## WHAT THE EXERCISE ASKS
How many lines in the items below contain the string "tick"? Case counts; reply with the number alone.

+---+

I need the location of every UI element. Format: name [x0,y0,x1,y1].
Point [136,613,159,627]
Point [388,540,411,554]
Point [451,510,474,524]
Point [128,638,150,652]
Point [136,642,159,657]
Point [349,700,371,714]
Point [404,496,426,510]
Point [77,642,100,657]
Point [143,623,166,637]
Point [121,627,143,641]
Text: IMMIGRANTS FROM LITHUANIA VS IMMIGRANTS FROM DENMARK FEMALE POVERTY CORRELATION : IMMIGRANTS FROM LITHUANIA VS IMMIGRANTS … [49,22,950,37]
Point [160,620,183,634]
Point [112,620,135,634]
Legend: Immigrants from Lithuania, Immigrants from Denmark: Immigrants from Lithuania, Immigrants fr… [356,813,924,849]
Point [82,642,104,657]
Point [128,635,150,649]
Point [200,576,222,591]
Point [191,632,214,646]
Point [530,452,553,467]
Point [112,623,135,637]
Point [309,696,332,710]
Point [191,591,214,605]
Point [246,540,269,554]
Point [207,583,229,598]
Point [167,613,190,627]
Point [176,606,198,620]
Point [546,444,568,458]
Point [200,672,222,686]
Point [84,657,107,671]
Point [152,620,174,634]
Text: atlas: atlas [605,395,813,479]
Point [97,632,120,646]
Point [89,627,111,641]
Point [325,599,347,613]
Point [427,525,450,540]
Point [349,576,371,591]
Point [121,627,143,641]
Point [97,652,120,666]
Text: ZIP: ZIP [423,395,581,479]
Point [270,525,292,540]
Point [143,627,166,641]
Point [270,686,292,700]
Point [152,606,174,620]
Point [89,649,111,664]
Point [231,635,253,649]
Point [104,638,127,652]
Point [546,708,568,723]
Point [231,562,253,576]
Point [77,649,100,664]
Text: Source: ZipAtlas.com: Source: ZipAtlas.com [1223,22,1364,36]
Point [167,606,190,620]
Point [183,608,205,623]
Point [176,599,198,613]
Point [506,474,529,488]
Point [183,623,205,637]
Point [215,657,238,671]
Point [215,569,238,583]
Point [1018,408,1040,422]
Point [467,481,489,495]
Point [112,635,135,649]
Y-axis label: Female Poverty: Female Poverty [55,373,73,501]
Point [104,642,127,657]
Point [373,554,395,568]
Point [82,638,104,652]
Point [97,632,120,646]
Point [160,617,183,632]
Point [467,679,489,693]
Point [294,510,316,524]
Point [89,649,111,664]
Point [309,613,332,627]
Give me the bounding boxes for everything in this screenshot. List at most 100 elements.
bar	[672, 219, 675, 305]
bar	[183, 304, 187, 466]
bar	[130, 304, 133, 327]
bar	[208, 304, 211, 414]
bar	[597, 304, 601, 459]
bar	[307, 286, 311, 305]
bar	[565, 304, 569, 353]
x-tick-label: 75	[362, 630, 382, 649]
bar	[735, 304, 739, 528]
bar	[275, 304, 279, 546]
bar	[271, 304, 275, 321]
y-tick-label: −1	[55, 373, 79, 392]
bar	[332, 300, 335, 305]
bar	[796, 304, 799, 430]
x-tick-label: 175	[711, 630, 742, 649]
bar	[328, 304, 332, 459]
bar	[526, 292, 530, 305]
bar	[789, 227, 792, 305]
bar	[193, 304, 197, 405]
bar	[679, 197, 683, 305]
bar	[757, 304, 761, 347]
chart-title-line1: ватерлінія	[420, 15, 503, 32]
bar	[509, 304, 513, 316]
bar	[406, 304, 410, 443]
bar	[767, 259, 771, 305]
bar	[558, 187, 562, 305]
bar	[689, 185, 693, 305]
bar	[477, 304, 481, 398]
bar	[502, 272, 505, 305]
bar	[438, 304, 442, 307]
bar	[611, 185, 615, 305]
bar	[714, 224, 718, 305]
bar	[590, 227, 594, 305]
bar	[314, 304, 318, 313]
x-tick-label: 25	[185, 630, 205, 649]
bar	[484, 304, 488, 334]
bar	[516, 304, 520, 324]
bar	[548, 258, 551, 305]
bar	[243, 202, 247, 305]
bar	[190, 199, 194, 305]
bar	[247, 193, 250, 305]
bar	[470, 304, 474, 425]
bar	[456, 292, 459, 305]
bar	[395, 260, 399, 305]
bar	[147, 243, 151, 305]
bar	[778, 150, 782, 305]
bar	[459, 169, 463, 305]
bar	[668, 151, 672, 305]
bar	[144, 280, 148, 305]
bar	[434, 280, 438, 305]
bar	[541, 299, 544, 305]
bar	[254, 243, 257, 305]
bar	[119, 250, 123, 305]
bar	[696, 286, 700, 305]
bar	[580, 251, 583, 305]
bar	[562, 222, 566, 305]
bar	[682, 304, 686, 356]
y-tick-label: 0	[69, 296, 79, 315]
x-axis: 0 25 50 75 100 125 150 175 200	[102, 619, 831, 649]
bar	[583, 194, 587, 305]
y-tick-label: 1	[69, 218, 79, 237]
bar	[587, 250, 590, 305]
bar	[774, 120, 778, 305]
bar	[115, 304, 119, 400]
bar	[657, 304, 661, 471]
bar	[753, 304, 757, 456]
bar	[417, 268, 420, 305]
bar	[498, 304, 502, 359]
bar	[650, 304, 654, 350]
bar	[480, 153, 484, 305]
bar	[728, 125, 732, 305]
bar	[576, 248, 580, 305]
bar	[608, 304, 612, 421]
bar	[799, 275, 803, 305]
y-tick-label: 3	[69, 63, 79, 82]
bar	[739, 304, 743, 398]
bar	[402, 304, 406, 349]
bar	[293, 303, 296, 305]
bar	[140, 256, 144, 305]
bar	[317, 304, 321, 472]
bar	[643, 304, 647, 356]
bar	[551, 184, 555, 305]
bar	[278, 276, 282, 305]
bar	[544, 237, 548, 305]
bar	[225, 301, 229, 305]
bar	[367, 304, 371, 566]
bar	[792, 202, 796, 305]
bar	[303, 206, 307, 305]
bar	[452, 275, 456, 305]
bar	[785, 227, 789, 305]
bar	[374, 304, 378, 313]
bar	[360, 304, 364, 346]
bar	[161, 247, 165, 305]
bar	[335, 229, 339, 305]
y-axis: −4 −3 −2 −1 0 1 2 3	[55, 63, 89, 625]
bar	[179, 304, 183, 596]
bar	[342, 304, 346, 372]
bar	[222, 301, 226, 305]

+---+

## OUTPUT BELOW
7